Problem to solve: Write out the material exactly, with the pictures left out.

Available records:
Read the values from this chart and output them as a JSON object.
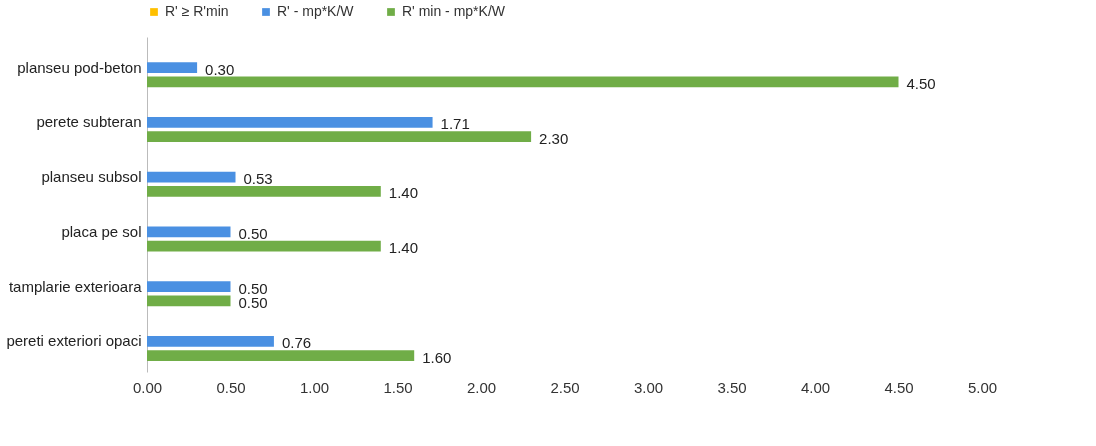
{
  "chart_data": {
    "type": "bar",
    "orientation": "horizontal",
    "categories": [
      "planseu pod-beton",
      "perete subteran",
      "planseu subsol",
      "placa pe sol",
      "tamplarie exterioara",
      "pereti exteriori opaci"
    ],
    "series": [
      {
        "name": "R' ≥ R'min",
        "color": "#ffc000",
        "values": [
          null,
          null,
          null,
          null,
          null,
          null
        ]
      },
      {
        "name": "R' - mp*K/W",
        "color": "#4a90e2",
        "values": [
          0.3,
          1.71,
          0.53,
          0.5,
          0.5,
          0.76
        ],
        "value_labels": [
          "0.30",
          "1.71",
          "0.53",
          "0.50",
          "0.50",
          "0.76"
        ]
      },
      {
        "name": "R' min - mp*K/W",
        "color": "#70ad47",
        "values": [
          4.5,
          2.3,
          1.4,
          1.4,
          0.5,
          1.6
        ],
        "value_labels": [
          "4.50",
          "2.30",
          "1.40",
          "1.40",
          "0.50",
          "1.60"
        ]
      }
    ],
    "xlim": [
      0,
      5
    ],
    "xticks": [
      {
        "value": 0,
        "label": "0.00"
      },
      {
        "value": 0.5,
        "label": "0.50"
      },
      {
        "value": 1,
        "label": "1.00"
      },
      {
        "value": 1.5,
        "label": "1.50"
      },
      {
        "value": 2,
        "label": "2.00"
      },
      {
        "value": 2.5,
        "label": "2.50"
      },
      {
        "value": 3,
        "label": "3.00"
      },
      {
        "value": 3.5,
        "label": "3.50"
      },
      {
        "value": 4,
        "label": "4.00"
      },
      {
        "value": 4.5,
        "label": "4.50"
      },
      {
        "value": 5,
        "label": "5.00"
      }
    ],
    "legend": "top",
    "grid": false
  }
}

Completed task:
Read the values from this chart and output them as a JSON object.
{
  "chart_data": {
    "type": "bar",
    "orientation": "horizontal",
    "categories": [
      "planseu pod-beton",
      "perete subteran",
      "planseu subsol",
      "placa pe sol",
      "tamplarie exterioara",
      "pereti exteriori opaci"
    ],
    "series": [
      {
        "name": "R' ≥ R'min",
        "color": "#ffc000",
        "values": [
          null,
          null,
          null,
          null,
          null,
          null
        ]
      },
      {
        "name": "R' - mp*K/W",
        "color": "#4a90e2",
        "values": [
          0.3,
          1.71,
          0.53,
          0.5,
          0.5,
          0.76
        ],
        "value_labels": [
          "0.30",
          "1.71",
          "0.53",
          "0.50",
          "0.50",
          "0.76"
        ]
      },
      {
        "name": "R' min - mp*K/W",
        "color": "#70ad47",
        "values": [
          4.5,
          2.3,
          1.4,
          1.4,
          0.5,
          1.6
        ],
        "value_labels": [
          "4.50",
          "2.30",
          "1.40",
          "1.40",
          "0.50",
          "1.60"
        ]
      }
    ],
    "xlim": [
      0,
      5
    ],
    "xticks": [
      {
        "value": 0,
        "label": "0.00"
      },
      {
        "value": 0.5,
        "label": "0.50"
      },
      {
        "value": 1,
        "label": "1.00"
      },
      {
        "value": 1.5,
        "label": "1.50"
      },
      {
        "value": 2,
        "label": "2.00"
      },
      {
        "value": 2.5,
        "label": "2.50"
      },
      {
        "value": 3,
        "label": "3.00"
      },
      {
        "value": 3.5,
        "label": "3.50"
      },
      {
        "value": 4,
        "label": "4.00"
      },
      {
        "value": 4.5,
        "label": "4.50"
      },
      {
        "value": 5,
        "label": "5.00"
      }
    ],
    "legend": "top",
    "grid": false
  }
}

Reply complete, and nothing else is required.